**WHAT NEEDS TO BE DONE:**
Copy every line of the data in which the word "subtitle" occurs.

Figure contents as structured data
- - -

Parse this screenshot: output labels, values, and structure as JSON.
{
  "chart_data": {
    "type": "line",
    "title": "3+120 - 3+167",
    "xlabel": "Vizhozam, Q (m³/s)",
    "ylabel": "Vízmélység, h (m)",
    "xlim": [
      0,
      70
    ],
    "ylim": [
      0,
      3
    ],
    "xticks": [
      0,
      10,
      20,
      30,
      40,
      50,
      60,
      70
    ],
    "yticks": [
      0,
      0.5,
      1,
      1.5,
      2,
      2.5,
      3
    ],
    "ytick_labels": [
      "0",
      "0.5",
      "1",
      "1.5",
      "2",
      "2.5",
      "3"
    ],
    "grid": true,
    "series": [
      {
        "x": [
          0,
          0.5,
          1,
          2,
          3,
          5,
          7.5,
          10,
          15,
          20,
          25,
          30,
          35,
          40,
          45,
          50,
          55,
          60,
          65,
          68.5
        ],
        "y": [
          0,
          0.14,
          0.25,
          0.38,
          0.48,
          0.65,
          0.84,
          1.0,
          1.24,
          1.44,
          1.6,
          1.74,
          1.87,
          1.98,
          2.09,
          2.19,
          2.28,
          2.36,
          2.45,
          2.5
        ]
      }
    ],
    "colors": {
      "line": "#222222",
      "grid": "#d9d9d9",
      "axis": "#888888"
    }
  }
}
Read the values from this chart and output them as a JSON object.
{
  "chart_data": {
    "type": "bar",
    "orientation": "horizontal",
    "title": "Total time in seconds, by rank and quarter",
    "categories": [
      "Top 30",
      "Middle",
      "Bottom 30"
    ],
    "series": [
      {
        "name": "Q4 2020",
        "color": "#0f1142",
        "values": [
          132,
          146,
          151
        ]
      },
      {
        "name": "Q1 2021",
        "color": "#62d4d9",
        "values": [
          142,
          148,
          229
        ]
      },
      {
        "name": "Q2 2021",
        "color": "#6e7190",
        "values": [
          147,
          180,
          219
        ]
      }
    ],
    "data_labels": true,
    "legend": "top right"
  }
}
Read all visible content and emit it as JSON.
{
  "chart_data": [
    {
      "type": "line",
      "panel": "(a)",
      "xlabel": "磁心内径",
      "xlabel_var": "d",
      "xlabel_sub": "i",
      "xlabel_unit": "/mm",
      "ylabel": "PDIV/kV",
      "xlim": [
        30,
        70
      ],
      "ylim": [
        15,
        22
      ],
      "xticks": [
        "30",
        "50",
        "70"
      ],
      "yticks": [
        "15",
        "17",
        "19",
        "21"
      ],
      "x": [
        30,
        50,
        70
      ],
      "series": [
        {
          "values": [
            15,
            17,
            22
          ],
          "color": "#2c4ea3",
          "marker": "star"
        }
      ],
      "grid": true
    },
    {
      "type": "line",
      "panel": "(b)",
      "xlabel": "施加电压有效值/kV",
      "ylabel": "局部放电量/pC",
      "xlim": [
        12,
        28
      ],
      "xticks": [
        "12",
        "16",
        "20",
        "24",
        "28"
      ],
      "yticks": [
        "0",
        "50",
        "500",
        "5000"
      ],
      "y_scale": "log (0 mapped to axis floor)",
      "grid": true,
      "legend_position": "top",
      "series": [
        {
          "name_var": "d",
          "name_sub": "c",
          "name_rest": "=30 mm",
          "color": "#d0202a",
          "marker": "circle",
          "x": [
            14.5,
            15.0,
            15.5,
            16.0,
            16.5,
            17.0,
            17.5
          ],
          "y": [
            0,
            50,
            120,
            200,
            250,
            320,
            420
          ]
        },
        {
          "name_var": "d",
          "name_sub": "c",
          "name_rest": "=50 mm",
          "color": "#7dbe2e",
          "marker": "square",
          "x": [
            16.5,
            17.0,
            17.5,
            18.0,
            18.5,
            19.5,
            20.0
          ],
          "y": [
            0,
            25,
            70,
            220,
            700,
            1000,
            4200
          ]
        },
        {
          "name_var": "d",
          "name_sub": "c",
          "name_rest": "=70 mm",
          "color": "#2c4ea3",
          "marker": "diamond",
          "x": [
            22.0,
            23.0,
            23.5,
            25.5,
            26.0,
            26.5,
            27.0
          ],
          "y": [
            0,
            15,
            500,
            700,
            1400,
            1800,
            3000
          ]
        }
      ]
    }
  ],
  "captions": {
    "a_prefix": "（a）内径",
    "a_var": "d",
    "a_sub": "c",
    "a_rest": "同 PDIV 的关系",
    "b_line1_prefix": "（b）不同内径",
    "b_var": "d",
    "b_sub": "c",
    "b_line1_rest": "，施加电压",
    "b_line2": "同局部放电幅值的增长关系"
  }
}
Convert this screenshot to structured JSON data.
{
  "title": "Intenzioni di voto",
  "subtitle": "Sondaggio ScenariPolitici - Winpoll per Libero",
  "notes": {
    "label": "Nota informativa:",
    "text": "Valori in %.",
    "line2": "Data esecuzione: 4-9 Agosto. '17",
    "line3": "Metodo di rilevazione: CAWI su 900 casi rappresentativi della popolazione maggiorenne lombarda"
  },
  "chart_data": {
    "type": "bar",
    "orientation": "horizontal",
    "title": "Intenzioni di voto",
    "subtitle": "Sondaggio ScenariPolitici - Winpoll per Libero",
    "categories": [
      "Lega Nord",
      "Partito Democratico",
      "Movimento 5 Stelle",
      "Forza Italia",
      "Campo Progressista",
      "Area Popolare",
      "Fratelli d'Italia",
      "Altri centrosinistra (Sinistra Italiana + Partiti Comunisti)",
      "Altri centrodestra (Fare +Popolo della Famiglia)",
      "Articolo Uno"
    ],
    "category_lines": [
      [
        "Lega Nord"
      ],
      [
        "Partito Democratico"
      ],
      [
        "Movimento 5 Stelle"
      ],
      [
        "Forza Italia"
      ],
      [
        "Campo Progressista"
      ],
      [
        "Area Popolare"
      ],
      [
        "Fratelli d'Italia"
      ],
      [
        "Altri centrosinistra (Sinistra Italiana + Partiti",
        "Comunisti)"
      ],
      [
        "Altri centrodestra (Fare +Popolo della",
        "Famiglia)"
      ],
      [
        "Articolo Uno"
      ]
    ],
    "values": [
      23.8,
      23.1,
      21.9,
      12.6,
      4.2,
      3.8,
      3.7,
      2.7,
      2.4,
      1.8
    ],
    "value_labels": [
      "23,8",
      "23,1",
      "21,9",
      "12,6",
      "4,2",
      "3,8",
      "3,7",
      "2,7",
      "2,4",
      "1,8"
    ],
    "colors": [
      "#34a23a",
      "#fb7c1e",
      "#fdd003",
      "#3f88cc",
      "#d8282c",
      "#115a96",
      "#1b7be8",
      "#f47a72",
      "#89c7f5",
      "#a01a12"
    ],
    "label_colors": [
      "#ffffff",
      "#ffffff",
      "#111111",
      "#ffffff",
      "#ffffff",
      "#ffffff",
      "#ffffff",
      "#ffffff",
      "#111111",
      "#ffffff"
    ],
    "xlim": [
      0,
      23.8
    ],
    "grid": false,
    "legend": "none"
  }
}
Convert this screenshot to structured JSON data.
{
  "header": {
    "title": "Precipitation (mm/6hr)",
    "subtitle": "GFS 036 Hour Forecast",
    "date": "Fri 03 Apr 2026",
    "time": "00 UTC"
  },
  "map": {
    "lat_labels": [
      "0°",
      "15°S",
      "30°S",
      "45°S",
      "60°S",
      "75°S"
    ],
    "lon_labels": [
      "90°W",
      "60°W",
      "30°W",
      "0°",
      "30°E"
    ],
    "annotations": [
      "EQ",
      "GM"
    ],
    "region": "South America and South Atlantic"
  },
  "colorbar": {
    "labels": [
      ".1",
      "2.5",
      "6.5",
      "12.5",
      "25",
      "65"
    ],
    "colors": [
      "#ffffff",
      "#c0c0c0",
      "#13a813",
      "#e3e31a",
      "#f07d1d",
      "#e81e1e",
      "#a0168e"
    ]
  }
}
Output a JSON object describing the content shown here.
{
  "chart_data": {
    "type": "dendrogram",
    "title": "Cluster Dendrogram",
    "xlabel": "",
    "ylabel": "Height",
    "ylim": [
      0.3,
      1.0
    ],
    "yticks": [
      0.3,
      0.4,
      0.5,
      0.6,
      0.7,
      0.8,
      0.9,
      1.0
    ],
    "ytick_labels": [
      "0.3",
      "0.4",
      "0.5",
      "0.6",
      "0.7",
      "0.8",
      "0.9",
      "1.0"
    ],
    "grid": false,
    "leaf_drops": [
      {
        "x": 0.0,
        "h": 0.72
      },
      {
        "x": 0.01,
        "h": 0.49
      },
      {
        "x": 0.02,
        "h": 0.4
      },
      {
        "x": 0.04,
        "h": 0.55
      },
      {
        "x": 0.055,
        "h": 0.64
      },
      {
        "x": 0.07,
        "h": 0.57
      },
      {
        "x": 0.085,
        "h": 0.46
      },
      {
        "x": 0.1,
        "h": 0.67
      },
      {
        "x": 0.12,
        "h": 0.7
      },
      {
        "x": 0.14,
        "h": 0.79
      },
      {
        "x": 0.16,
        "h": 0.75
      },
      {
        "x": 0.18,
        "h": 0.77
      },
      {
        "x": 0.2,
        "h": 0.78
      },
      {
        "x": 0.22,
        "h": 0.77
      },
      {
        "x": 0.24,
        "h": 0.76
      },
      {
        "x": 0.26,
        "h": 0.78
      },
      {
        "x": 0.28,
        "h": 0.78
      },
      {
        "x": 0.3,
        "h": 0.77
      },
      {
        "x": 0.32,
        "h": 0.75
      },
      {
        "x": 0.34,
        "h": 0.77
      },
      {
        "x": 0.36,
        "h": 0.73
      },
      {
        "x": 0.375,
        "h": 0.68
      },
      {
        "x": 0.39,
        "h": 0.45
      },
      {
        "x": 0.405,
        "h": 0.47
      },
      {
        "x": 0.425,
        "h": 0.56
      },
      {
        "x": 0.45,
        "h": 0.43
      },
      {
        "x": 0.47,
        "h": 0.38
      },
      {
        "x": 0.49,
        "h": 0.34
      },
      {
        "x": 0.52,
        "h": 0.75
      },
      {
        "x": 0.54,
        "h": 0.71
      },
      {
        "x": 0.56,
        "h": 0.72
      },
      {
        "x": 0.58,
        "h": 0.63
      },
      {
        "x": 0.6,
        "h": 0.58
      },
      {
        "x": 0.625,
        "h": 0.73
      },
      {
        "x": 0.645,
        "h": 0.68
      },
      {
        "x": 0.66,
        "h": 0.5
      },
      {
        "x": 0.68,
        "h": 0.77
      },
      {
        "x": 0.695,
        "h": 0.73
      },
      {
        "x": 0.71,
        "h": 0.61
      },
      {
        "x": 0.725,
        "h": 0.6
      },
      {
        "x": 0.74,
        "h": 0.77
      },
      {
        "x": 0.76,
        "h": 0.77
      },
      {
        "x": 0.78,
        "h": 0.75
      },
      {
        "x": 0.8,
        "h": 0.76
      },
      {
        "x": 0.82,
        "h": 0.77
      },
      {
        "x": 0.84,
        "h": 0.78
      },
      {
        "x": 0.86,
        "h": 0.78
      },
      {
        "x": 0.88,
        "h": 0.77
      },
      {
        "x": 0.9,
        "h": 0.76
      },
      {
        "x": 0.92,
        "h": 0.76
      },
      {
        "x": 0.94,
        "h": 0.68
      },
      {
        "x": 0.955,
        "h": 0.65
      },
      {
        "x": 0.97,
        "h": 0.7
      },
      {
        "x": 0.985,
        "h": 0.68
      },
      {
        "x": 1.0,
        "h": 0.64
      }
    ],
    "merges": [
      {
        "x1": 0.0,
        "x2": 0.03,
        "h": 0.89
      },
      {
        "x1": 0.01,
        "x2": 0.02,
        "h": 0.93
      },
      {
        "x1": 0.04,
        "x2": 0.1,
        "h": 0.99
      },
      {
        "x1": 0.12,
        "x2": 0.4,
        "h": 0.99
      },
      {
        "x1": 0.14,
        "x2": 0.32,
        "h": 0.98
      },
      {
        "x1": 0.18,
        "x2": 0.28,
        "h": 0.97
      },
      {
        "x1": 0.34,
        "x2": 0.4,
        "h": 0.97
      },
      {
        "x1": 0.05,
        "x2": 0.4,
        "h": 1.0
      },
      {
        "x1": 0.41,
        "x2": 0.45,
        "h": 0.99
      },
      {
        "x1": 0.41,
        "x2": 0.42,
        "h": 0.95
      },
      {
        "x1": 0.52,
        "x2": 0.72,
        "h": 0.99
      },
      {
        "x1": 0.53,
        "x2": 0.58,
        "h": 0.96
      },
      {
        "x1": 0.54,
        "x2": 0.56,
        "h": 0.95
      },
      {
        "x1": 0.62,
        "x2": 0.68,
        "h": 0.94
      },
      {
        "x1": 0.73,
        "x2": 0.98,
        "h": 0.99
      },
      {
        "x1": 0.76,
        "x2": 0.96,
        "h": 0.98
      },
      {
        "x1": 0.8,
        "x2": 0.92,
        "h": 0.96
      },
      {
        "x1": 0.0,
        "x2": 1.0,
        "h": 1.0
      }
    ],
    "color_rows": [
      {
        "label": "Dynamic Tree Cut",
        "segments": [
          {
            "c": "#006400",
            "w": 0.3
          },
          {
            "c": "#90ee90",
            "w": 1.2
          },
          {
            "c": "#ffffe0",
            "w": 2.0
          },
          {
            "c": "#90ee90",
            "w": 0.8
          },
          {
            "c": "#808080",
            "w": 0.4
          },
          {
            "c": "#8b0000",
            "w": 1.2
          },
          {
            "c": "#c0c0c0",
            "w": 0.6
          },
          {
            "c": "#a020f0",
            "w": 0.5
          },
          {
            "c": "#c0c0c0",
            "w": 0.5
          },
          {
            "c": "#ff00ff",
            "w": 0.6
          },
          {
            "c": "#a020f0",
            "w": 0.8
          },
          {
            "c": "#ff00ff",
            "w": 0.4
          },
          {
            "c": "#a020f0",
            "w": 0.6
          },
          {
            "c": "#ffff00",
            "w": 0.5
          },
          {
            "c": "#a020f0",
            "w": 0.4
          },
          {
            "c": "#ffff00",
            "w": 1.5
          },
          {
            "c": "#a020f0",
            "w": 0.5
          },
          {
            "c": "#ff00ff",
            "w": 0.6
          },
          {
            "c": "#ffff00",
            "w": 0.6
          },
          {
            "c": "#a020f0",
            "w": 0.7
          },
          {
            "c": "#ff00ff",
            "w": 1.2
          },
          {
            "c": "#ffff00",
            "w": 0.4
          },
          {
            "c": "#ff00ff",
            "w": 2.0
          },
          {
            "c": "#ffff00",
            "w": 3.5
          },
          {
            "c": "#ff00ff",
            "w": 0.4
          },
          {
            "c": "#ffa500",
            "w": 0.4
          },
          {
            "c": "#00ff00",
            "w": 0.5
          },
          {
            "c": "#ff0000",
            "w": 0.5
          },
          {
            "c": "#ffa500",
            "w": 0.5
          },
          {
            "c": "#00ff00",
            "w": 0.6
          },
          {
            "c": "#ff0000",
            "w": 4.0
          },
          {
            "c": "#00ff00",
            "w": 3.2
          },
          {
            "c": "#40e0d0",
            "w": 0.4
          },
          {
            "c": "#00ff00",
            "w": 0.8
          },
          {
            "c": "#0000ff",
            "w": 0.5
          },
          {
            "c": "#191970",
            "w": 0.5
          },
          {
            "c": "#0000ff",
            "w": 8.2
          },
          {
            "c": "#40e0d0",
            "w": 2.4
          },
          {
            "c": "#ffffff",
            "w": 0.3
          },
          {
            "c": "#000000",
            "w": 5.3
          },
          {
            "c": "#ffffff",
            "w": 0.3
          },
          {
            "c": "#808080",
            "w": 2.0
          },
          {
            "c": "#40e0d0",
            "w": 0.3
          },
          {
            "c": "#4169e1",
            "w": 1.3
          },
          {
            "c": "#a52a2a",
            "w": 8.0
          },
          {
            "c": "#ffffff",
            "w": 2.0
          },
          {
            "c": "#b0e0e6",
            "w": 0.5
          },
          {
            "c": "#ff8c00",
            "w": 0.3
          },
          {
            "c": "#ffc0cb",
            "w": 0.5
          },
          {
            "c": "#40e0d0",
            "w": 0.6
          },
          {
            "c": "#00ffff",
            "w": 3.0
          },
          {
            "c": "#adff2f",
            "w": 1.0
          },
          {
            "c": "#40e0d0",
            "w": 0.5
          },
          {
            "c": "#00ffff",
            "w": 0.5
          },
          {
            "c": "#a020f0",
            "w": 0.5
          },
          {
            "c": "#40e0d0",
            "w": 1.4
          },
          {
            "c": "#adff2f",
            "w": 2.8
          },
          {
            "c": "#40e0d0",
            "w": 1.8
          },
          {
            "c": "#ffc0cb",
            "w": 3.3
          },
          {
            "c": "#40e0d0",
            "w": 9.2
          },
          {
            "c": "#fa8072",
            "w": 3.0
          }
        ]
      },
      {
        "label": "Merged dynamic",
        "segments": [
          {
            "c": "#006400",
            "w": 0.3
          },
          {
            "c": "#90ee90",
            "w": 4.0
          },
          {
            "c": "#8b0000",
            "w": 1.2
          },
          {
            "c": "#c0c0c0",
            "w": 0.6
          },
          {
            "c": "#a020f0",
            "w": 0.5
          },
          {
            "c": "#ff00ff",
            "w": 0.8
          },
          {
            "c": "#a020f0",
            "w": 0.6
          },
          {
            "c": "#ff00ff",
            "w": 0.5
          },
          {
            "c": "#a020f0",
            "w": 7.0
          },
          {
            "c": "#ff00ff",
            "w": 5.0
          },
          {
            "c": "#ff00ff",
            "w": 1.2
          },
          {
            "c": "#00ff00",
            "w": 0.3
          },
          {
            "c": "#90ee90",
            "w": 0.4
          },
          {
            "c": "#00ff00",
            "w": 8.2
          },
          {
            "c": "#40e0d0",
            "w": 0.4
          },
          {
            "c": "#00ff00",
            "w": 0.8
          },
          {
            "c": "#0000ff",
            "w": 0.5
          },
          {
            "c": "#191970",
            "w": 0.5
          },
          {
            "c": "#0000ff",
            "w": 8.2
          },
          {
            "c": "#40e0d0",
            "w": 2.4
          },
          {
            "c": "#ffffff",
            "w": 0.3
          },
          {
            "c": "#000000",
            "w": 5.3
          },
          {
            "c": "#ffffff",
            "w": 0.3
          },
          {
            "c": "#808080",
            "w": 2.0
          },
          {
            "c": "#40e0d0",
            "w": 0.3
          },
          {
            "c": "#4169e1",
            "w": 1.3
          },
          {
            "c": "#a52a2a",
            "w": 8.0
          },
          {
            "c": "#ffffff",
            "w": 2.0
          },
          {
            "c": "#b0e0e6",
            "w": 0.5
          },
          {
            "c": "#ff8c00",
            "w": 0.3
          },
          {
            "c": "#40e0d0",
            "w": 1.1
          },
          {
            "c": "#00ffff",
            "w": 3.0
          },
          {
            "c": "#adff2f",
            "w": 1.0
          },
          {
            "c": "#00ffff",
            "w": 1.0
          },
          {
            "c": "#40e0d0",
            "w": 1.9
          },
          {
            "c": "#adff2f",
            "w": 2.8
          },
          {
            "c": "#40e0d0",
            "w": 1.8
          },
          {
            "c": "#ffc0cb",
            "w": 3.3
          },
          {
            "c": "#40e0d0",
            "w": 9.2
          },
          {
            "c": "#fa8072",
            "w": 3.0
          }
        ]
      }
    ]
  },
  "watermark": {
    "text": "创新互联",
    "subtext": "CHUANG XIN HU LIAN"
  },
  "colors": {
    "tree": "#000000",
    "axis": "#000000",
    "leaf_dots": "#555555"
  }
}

- - -

**REPLY TO THE EXERCISE:**
  "subtitle": "Sondaggio ScenariPolitici - Winpoll per Libero",
    "subtitle": "Sondaggio ScenariPolitici - Winpoll per Libero",
    "subtitle": "GFS 036 Hour Forecast",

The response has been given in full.